DIRECTIONS FOR THIS TASK – Skip every picture and transcribe the remaining material exactly.

Collected data entries
· · · · ·

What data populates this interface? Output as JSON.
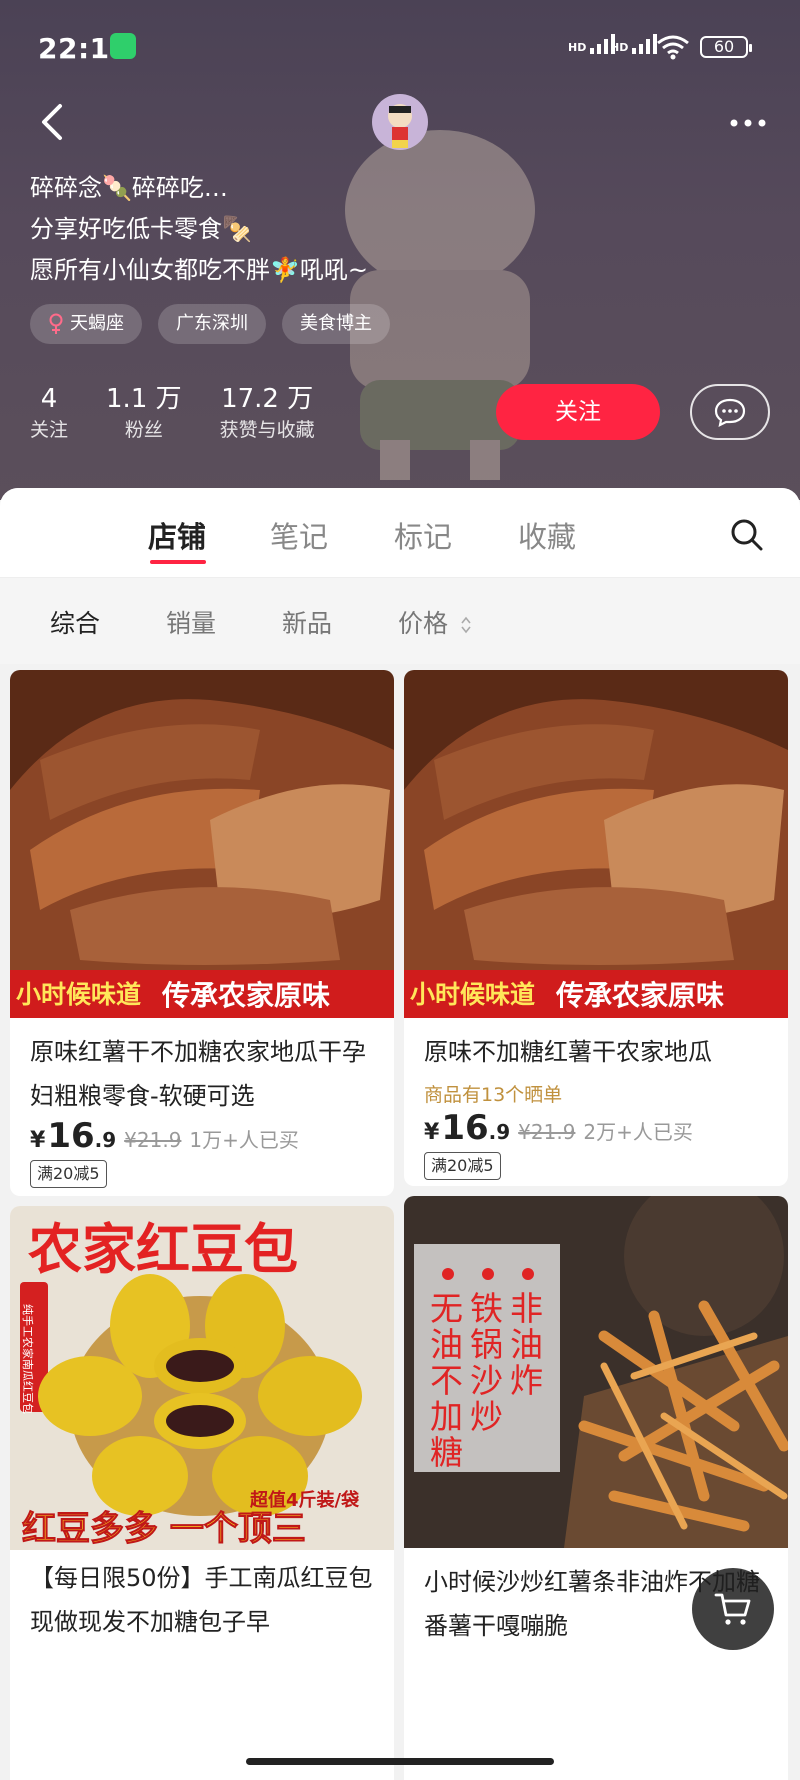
{
  "status": {
    "time": "22:16",
    "net1": "HD",
    "net2": "HD",
    "battery": "60"
  },
  "profile": {
    "bio": [
      "碎碎念🍡碎碎吃…",
      "分享好吃低卡零食🍢",
      "愿所有小仙女都吃不胖🧚吼吼~"
    ],
    "tags": [
      {
        "icon": "female-icon",
        "label": "天蝎座"
      },
      {
        "label": "广东深圳"
      },
      {
        "label": "美食博主"
      }
    ],
    "stats": [
      {
        "num": "4",
        "label": "关注"
      },
      {
        "num": "1.1 万",
        "label": "粉丝"
      },
      {
        "num": "17.2 万",
        "label": "获赞与收藏"
      }
    ],
    "follow_label": "关注"
  },
  "tabs": [
    "店铺",
    "笔记",
    "标记",
    "收藏"
  ],
  "filters": [
    "综合",
    "销量",
    "新品",
    "价格"
  ],
  "products": [
    {
      "banner_left": "小时候味道",
      "banner_right": "传承农家原味",
      "title": "原味红薯干不加糖农家地瓜干孕妇粗粮零食-软硬可选",
      "price_symbol": "¥",
      "price_int": "16",
      "price_dec": ".9",
      "price_old": "¥21.9",
      "sold": "1万+人已买",
      "coupon": "满20减5"
    },
    {
      "banner_left": "小时候味道",
      "banner_right": "传承农家原味",
      "title": "原味不加糖红薯干农家地瓜",
      "reviews": "商品有13个晒单",
      "price_symbol": "¥",
      "price_int": "16",
      "price_dec": ".9",
      "price_old": "¥21.9",
      "sold": "2万+人已买",
      "coupon": "满20减5"
    },
    {
      "headline": "农家红豆包",
      "side_label": "纯手工农家南瓜红豆包",
      "promo": "超值4斤装/袋",
      "slogan": "红豆多多 一个顶三",
      "title": "【每日限50份】手工南瓜红豆包现做现发不加糖包子早"
    },
    {
      "side_text": [
        "无",
        "油",
        "不",
        "加",
        "糖"
      ],
      "side_text2": [
        "铁",
        "锅",
        "沙",
        "炒"
      ],
      "side_text3": [
        "非",
        "油",
        "炸"
      ],
      "title": "小时候沙炒红薯条非油炸不加糖番薯干嘎嘣脆"
    }
  ],
  "colors": {
    "accent": "#ff2442",
    "header_bg": "#4b4255",
    "banner_red": "#d01c1c"
  }
}
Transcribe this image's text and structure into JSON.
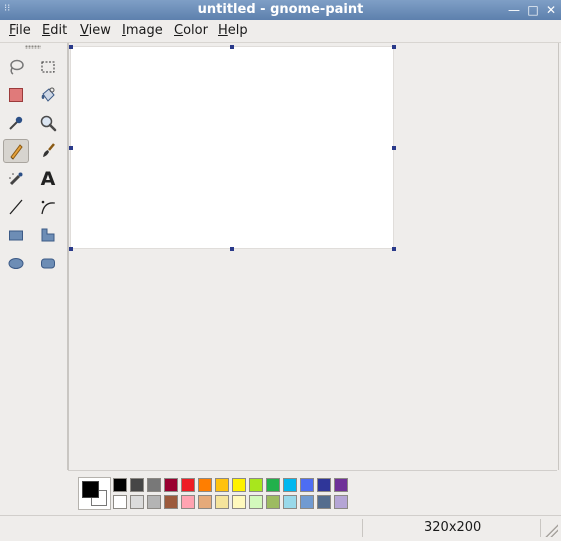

· · · · ·

RESULT –
What data populates this interface? Output as JSON.
{
  "status": {
    "time": "22:16",
    "net1": "HD",
    "net2": "HD",
    "battery": "60"
  },
  "profile": {
    "bio": [
      "碎碎念🍡碎碎吃…",
      "分享好吃低卡零食🍢",
      "愿所有小仙女都吃不胖🧚吼吼~"
    ],
    "tags": [
      {
        "icon": "female-icon",
        "label": "天蝎座"
      },
      {
        "label": "广东深圳"
      },
      {
        "label": "美食博主"
      }
    ],
    "stats": [
      {
        "num": "4",
        "label": "关注"
      },
      {
        "num": "1.1 万",
        "label": "粉丝"
      },
      {
        "num": "17.2 万",
        "label": "获赞与收藏"
      }
    ],
    "follow_label": "关注"
  },
  "tabs": [
    "店铺",
    "笔记",
    "标记",
    "收藏"
  ],
  "filters": [
    "综合",
    "销量",
    "新品",
    "价格"
  ],
  "products": [
    {
      "banner_left": "小时候味道",
      "banner_right": "传承农家原味",
      "title": "原味红薯干不加糖农家地瓜干孕妇粗粮零食-软硬可选",
      "price_symbol": "¥",
      "price_int": "16",
      "price_dec": ".9",
      "price_old": "¥21.9",
      "sold": "1万+人已买",
      "coupon": "满20减5"
    },
    {
      "banner_left": "小时候味道",
      "banner_right": "传承农家原味",
      "title": "原味不加糖红薯干农家地瓜",
      "reviews": "商品有13个晒单",
      "price_symbol": "¥",
      "price_int": "16",
      "price_dec": ".9",
      "price_old": "¥21.9",
      "sold": "2万+人已买",
      "coupon": "满20减5"
    },
    {
      "headline": "农家红豆包",
      "side_label": "纯手工农家南瓜红豆包",
      "promo": "超值4斤装/袋",
      "slogan": "红豆多多 一个顶三",
      "title": "【每日限50份】手工南瓜红豆包现做现发不加糖包子早"
    },
    {
      "side_text": [
        "无",
        "油",
        "不",
        "加",
        "糖"
      ],
      "side_text2": [
        "铁",
        "锅",
        "沙",
        "炒"
      ],
      "side_text3": [
        "非",
        "油",
        "炸"
      ],
      "title": "小时候沙炒红薯条非油炸不加糖番薯干嘎嘣脆"
    }
  ],
  "colors": {
    "accent": "#ff2442",
    "header_bg": "#4b4255",
    "banner_red": "#d01c1c"
  }
}
Transcribe this image's text and structure into JSON.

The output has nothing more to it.